Write the listing below out again exactly, dropping the images.

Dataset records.

* BEGIN *

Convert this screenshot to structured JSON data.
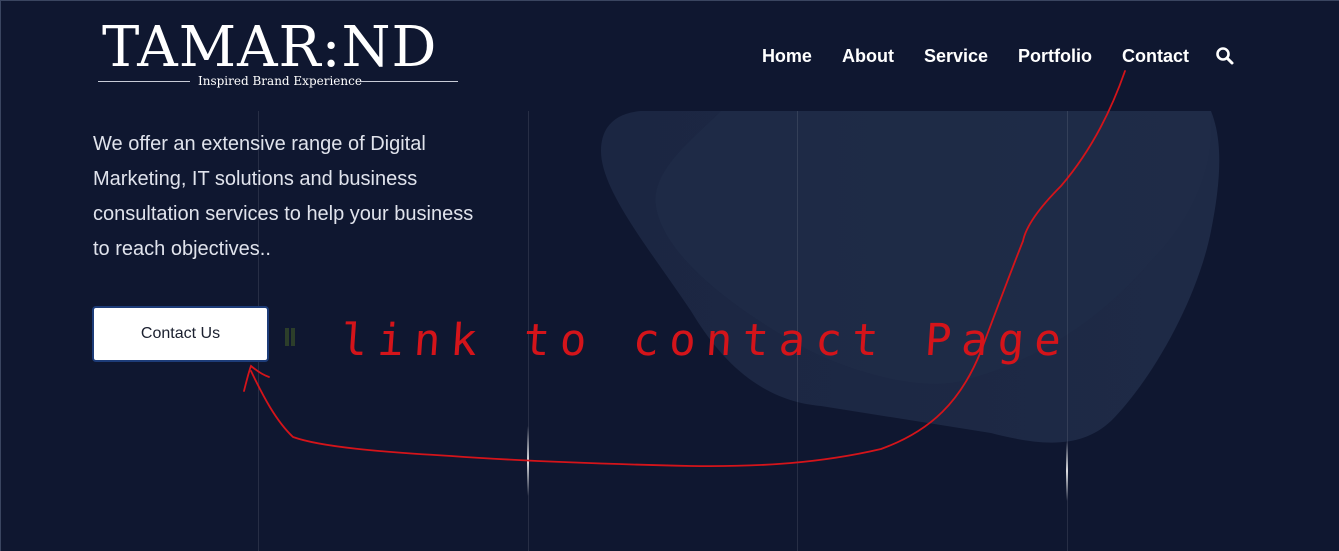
{
  "logo": {
    "wordmark": "TAMAR:ND",
    "tagline": "Inspired Brand Experience"
  },
  "nav": {
    "items": [
      {
        "label": "Home"
      },
      {
        "label": "About"
      },
      {
        "label": "Service"
      },
      {
        "label": "Portfolio"
      },
      {
        "label": "Contact"
      }
    ],
    "search_icon": "search-icon"
  },
  "hero": {
    "description": "We offer an extensive range of Digital Marketing, IT solutions and business consultation services to help your business to reach objectives..",
    "cta_label": "Contact Us"
  },
  "annotation": {
    "text": "link to contact Page",
    "color": "#d4141a"
  },
  "colors": {
    "background": "#0f1730",
    "shape": "#1c2740",
    "button_border": "#1d3c78"
  }
}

* END *

Result for this exercise.
Convert this screenshot to structured JSON data.
{
  "logo": {
    "wordmark": "TAMAR:ND",
    "tagline": "Inspired Brand Experience"
  },
  "nav": {
    "items": [
      {
        "label": "Home"
      },
      {
        "label": "About"
      },
      {
        "label": "Service"
      },
      {
        "label": "Portfolio"
      },
      {
        "label": "Contact"
      }
    ],
    "search_icon": "search-icon"
  },
  "hero": {
    "description": "We offer an extensive range of Digital Marketing, IT solutions and business consultation services to help your business to reach objectives..",
    "cta_label": "Contact Us"
  },
  "annotation": {
    "text": "link to contact Page",
    "color": "#d4141a"
  },
  "colors": {
    "background": "#0f1730",
    "shape": "#1c2740",
    "button_border": "#1d3c78"
  }
}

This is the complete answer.